All records should be reproduced verbatim.

* * * *

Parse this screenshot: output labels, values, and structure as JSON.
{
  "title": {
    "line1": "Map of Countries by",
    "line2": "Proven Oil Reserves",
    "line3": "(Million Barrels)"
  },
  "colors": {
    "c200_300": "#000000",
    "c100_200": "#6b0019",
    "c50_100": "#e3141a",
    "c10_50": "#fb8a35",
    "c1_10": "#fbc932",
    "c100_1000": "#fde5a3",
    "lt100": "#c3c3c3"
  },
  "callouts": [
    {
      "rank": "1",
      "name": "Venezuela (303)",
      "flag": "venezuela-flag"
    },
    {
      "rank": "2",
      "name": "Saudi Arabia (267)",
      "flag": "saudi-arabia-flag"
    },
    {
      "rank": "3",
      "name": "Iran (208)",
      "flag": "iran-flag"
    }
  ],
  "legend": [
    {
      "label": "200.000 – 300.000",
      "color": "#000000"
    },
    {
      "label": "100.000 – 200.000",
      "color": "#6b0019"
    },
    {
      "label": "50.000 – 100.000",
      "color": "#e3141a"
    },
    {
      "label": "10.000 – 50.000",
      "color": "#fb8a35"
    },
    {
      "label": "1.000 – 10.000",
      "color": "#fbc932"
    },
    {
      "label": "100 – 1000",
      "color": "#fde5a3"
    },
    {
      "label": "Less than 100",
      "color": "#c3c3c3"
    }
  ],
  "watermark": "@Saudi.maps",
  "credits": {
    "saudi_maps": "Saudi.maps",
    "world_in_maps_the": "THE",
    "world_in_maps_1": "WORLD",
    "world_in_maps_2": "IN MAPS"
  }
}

* * * *

> FINISHED ANSWER
Parse this screenshot: output labels, values, and structure as JSON.
{
  "title": {
    "line1": "Map of Countries by",
    "line2": "Proven Oil Reserves",
    "line3": "(Million Barrels)"
  },
  "colors": {
    "c200_300": "#000000",
    "c100_200": "#6b0019",
    "c50_100": "#e3141a",
    "c10_50": "#fb8a35",
    "c1_10": "#fbc932",
    "c100_1000": "#fde5a3",
    "lt100": "#c3c3c3"
  },
  "callouts": [
    {
      "rank": "1",
      "name": "Venezuela (303)",
      "flag": "venezuela-flag"
    },
    {
      "rank": "2",
      "name": "Saudi Arabia (267)",
      "flag": "saudi-arabia-flag"
    },
    {
      "rank": "3",
      "name": "Iran (208)",
      "flag": "iran-flag"
    }
  ],
  "legend": [
    {
      "label": "200.000 – 300.000",
      "color": "#000000"
    },
    {
      "label": "100.000 – 200.000",
      "color": "#6b0019"
    },
    {
      "label": "50.000 – 100.000",
      "color": "#e3141a"
    },
    {
      "label": "10.000 – 50.000",
      "color": "#fb8a35"
    },
    {
      "label": "1.000 – 10.000",
      "color": "#fbc932"
    },
    {
      "label": "100 – 1000",
      "color": "#fde5a3"
    },
    {
      "label": "Less than 100",
      "color": "#c3c3c3"
    }
  ],
  "watermark": "@Saudi.maps",
  "credits": {
    "saudi_maps": "Saudi.maps",
    "world_in_maps_the": "THE",
    "world_in_maps_1": "WORLD",
    "world_in_maps_2": "IN MAPS"
  }
}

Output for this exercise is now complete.